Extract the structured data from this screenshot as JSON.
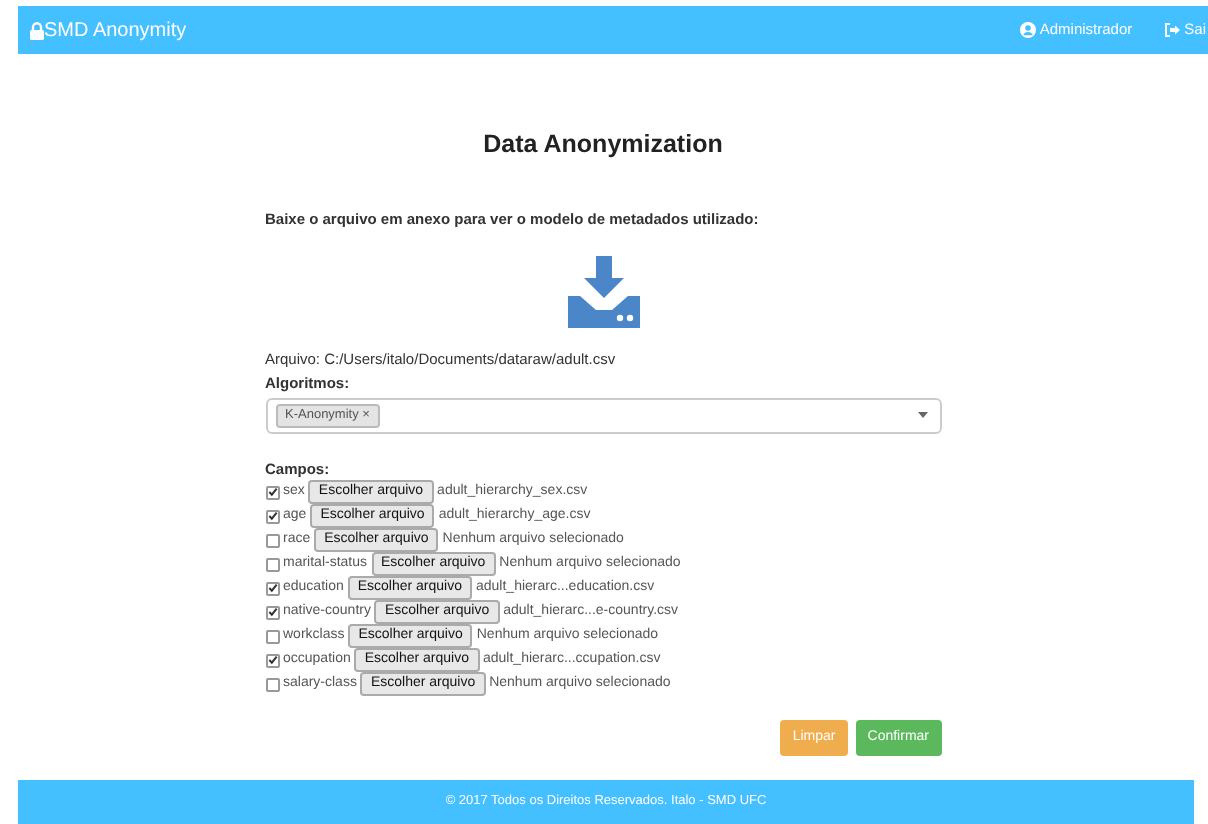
{
  "navbar": {
    "brand": "SMD Anonymity",
    "links": [
      {
        "label": "Administrador",
        "kind": "user"
      },
      {
        "label": "Sai",
        "kind": "logout"
      }
    ]
  },
  "title": "Data Anonymization",
  "download_prompt": "Baixe o arquivo em anexo para ver o modelo de metadados utilizado:",
  "file_path": "Arquivo: C:/Users/italo/Documents/dataraw/adult.csv",
  "algorithms": {
    "label": "Algoritmos:",
    "tags": [
      {
        "label": "K-Anonymity",
        "remove": "×"
      }
    ]
  },
  "fields": {
    "label": "Campos:",
    "items": [
      {
        "name": "sex",
        "checked": true,
        "button": "Escolher arquivo",
        "file": "adult_hierarchy_sex.csv"
      },
      {
        "name": "age",
        "checked": true,
        "button": "Escolher arquivo",
        "file": "adult_hierarchy_age.csv"
      },
      {
        "name": "race",
        "checked": false,
        "button": "Escolher arquivo",
        "file": "Nenhum arquivo selecionado"
      },
      {
        "name": "marital-status",
        "checked": false,
        "button": "Escolher arquivo",
        "file": "Nenhum arquivo selecionado"
      },
      {
        "name": "education",
        "checked": true,
        "button": "Escolher arquivo",
        "file": "adult_hierarc...education.csv"
      },
      {
        "name": "native-country",
        "checked": true,
        "button": "Escolher arquivo",
        "file": "adult_hierarc...e-country.csv"
      },
      {
        "name": "workclass",
        "checked": false,
        "button": "Escolher arquivo",
        "file": "Nenhum arquivo selecionado"
      },
      {
        "name": "occupation",
        "checked": true,
        "button": "Escolher arquivo",
        "file": "adult_hierarc...ccupation.csv"
      },
      {
        "name": "salary-class",
        "checked": false,
        "button": "Escolher arquivo",
        "file": "Nenhum arquivo selecionado"
      }
    ]
  },
  "buttons": [
    {
      "label": "Limpar",
      "kind": "warning"
    },
    {
      "label": "Confirmar",
      "kind": "success"
    }
  ],
  "footer": "© 2017 Todos os Direitos Reservados. Italo - SMD UFC"
}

---------------

:: Exercise directions ::
Extract all lines from the material above that include the word "label".

:: Answer to this problem ::
        "label": "Administrador",
        "label": "Sai",
    "label": "Algoritmos:",
        "label": "K-Anonymity",
    "label": "Campos:",
      "label": "Limpar",
      "label": "Confirmar",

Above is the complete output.